====== Records to use
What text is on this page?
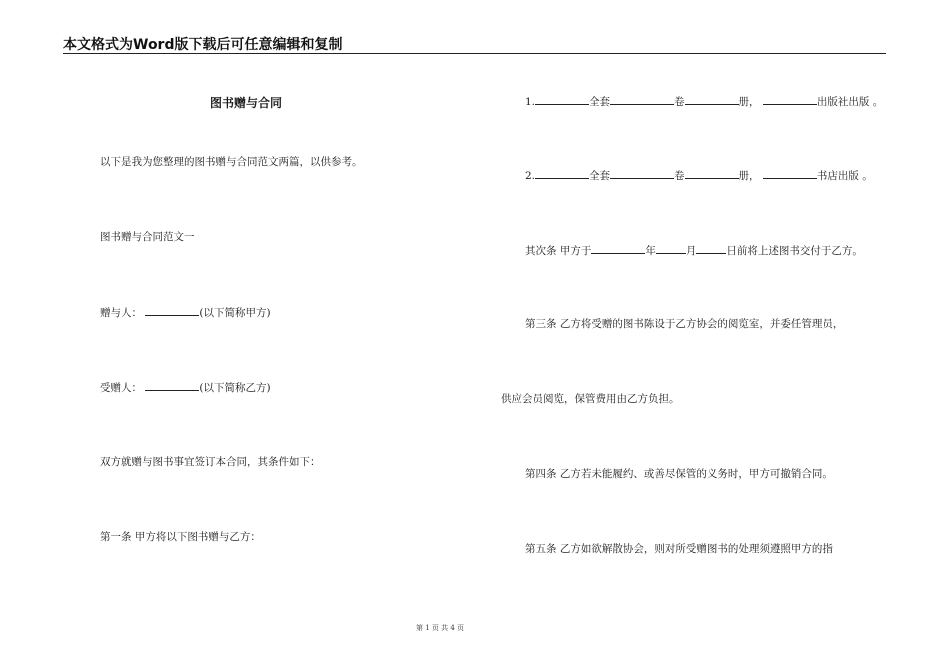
本文格式为Word版下载后可任意编辑和复制
图书赠与合同
以下是我为您整理的图书赠与合同范文两篇，以供参考。
图书赠与合同范文一
赠与人：	(以下简称甲方)
受赠人：	(以下简称乙方)
双方就赠与图书事宜签订本合同，其条件如下：
第一条 甲方将以下图书赠与乙方：
1.	全套	卷	册，	出版社出版 。
2.	全套	卷	册，	书店出版 。
其次条 甲方于	年	月	日前将上述图书交付于乙方。
第三条 乙方将受赠的图书陈设于乙方协会的阅览室，并委任管理员，
供应会员阅览，保管费用由乙方负担。
第四条 乙方若未能履约、或善尽保管的义务时，甲方可撤销合同。
第五条 乙方如欲解散协会，则对所受赠图书的处理须遵照甲方的指
第 1 页 共 4 页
============
Prompt: Restate the entire listing word for word, excluding pictures.

Reply to the task:
What text is on this page?
本文格式为Word版下载后可任意编辑和复制
图书赠与合同
以下是我为您整理的图书赠与合同范文两篇，以供参考。
图书赠与合同范文一
赠与人：	(以下简称甲方)
受赠人：	(以下简称乙方)
双方就赠与图书事宜签订本合同，其条件如下：
第一条 甲方将以下图书赠与乙方：
1.	全套	卷	册，	出版社出版 。
2.	全套	卷	册，	书店出版 。
其次条 甲方于	年	月	日前将上述图书交付于乙方。
第三条 乙方将受赠的图书陈设于乙方协会的阅览室，并委任管理员，
供应会员阅览，保管费用由乙方负担。
第四条 乙方若未能履约、或善尽保管的义务时，甲方可撤销合同。
第五条 乙方如欲解散协会，则对所受赠图书的处理须遵照甲方的指
第 1 页 共 4 页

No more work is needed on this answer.